▸ About this exercise
Retype the whole listing that follows, with nothing added or left out.

_ _ _ _

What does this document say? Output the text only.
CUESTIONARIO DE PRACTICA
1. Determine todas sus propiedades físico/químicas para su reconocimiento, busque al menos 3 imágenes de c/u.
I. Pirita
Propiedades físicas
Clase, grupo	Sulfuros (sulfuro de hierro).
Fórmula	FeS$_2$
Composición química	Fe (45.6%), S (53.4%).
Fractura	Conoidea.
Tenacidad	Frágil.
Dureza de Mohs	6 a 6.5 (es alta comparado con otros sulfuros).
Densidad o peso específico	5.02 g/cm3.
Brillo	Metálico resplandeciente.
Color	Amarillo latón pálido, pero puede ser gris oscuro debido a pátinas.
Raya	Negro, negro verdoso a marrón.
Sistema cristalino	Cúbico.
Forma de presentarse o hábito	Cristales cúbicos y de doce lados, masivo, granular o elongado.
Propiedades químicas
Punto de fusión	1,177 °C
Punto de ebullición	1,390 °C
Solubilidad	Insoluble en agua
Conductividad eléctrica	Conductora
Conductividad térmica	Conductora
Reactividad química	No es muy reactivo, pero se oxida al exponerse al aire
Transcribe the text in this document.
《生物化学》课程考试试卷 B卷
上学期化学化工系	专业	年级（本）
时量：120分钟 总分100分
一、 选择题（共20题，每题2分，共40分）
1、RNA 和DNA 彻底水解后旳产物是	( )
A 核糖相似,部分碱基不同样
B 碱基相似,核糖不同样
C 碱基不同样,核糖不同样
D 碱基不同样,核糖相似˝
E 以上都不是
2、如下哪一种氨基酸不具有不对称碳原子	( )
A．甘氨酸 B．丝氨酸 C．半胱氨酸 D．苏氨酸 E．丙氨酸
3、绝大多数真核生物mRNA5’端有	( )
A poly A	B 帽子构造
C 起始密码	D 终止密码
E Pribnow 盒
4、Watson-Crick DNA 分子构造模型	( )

_ _ _ _

▸ Your response
What does this document say? Output the text only.
CUESTIONARIO DE PRACTICA
1. Determine todas sus propiedades físico/químicas para su reconocimiento, busque al menos 3 imágenes de c/u.
I. Pirita
Propiedades físicas
Clase, grupo	Sulfuros (sulfuro de hierro).
Fórmula	FeS$_2$
Composición química	Fe (45.6%), S (53.4%).
Fractura	Conoidea.
Tenacidad	Frágil.
Dureza de Mohs	6 a 6.5 (es alta comparado con otros sulfuros).
Densidad o peso específico	5.02 g/cm3.
Brillo	Metálico resplandeciente.
Color	Amarillo latón pálido, pero puede ser gris oscuro debido a pátinas.
Raya	Negro, negro verdoso a marrón.
Sistema cristalino	Cúbico.
Forma de presentarse o hábito	Cristales cúbicos y de doce lados, masivo, granular o elongado.
Propiedades químicas
Punto de fusión	1,177 °C
Punto de ebullición	1,390 °C
Solubilidad	Insoluble en agua
Conductividad eléctrica	Conductora
Conductividad térmica	Conductora
Reactividad química	No es muy reactivo, pero se oxida al exponerse al aire
Transcribe the text in this document.
《生物化学》课程考试试卷 B卷
上学期化学化工系	专业	年级（本）
时量：120分钟 总分100分
一、 选择题（共20题，每题2分，共40分）
1、RNA 和DNA 彻底水解后旳产物是	( )
A 核糖相似,部分碱基不同样
B 碱基相似,核糖不同样
C 碱基不同样,核糖不同样
D 碱基不同样,核糖相似˝
E 以上都不是
2、如下哪一种氨基酸不具有不对称碳原子	( )
A．甘氨酸 B．丝氨酸 C．半胱氨酸 D．苏氨酸 E．丙氨酸
3、绝大多数真核生物mRNA5’端有	( )
A poly A	B 帽子构造
C 起始密码	D 终止密码
E Pribnow 盒
4、Watson-Crick DNA 分子构造模型	( )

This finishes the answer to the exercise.